### SHORT TASK
Copy each line in the data that includes the word "不定等次".

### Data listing
'''

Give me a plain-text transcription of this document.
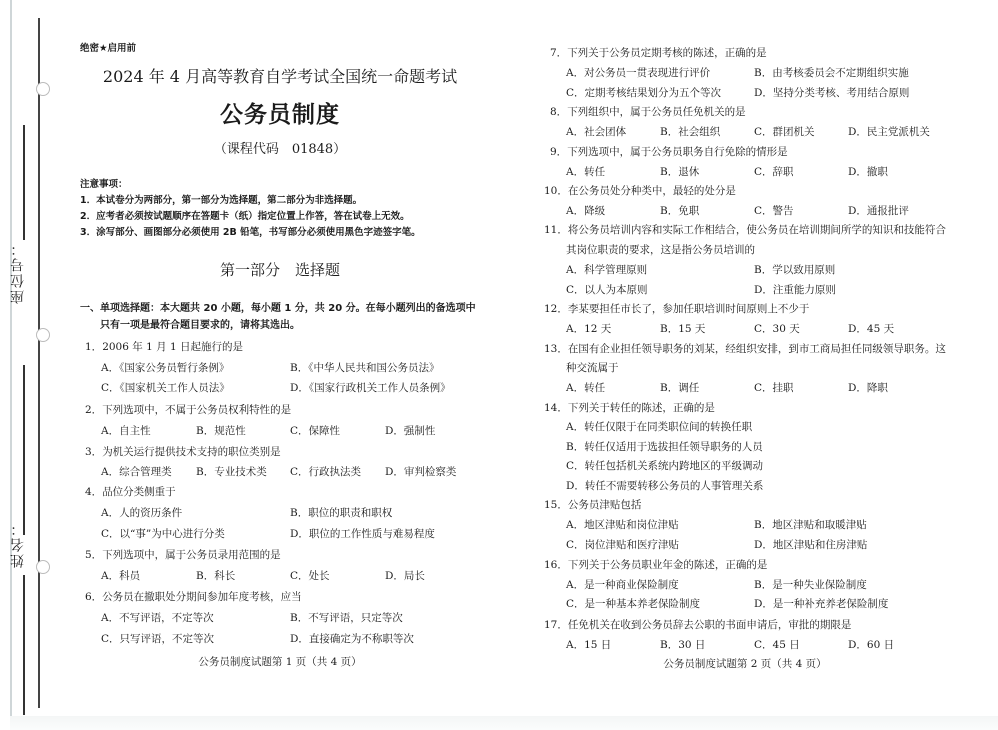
座位号：
姓名：
绝密★启用前
2024 年 4 月高等教育自学考试全国统一命题考试
公务员制度
（课程代码　01848）
注意事项：
1．本试卷分为两部分，第一部分为选择题，第二部分为非选择题。
2．应考者必须按试题顺序在答题卡（纸）指定位置上作答，答在试卷上无效。
3．涂写部分、画图部分必须使用 2B 铅笔，书写部分必须使用黑色字迹签字笔。
第一部分　选择题
一、单项选择题：本大题共 20 小题，每小题 1 分，共 20 分。在每小题列出的备选项中
只有一项是最符合题目要求的，请将其选出。
1．2006 年 1 月 1 日起施行的是
A．《国家公务员暂行条例》	B．《中华人民共和国公务员法》
C．《国家机关工作人员法》	D．《国家行政机关工作人员条例》
2．下列选项中，不属于公务员权利特性的是
A．自主性	B．规范性	C．保障性	D．强制性
3．为机关运行提供技术支持的职位类别是
A．综合管理类 B．专业技术类 C．行政执法类 D．审判检察类
4．品位分类侧重于
A．人的资历条件	B．职位的职责和职权
C．以“事”为中心进行分类	D．职位的工作性质与难易程度
5．下列选项中，属于公务员录用范围的是
A．科员	B．科长	C．处长	D．局长
6．公务员在撤职处分期间参加年度考核，应当
A．不写评语，不定等次	B．不写评语，只定等次
C．只写评语，不定等次	D．直接确定为不称职等次
公务员制度试题第 1 页（共 4 页）
7．下列关于公务员定期考核的陈述，正确的是
A．对公务员一贯表现进行评价	B．由考核委员会不定期组织实施
C．定期考核结果划分为五个等次	D．坚持分类考核、考用结合原则
8．下列组织中，属于公务员任免机关的是
A．社会团体	B．社会组织	C．群团机关	D．民主党派机关
9．下列选项中，属于公务员职务自行免除的情形是
A．转任	B．退休	C．辞职	D．撤职
10．在公务员处分种类中，最轻的处分是
A．降级	B．免职	C．警告	D．通报批评
11．将公务员培训内容和实际工作相结合，使公务员在培训期间所学的知识和技能符合
其岗位职责的要求，这是指公务员培训的
A．科学管理原则	B．学以致用原则
C．以人为本原则	D．注重能力原则
12．李某要担任市长了，参加任职培训时间原则上不少于
A．12 天	B．15 天	C．30 天	D．45 天
13．在国有企业担任领导职务的刘某，经组织安排，到市工商局担任同级领导职务。这
种交流属于
A．转任	B．调任	C．挂职	D．降职
14．下列关于转任的陈述，正确的是
A．转任仅限于在同类职位间的转换任职
B．转任仅适用于选拔担任领导职务的人员
C．转任包括机关系统内跨地区的平级调动
D．转任不需要转移公务员的人事管理关系
15．公务员津贴包括
A．地区津贴和岗位津贴	B．地区津贴和取暖津贴
C．岗位津贴和医疗津贴	D．地区津贴和住房津贴
16．下列关于公务员职业年金的陈述，正确的是
A．是一种商业保险制度	B．是一种失业保险制度
C．是一种基本养老保险制度	D．是一种补充养老保险制度
17．任免机关在收到公务员辞去公职的书面申请后，审批的期限是
A．15 日	B．30 日	C．45 日	D．60 日
公务员制度试题第 2 页（共 4 页）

'''

### SOLUTION TO THE PROBLEM
A．不写评语，不定等次	B．不写评语，只定等次
C．只写评语，不定等次	D．直接确定为不称职等次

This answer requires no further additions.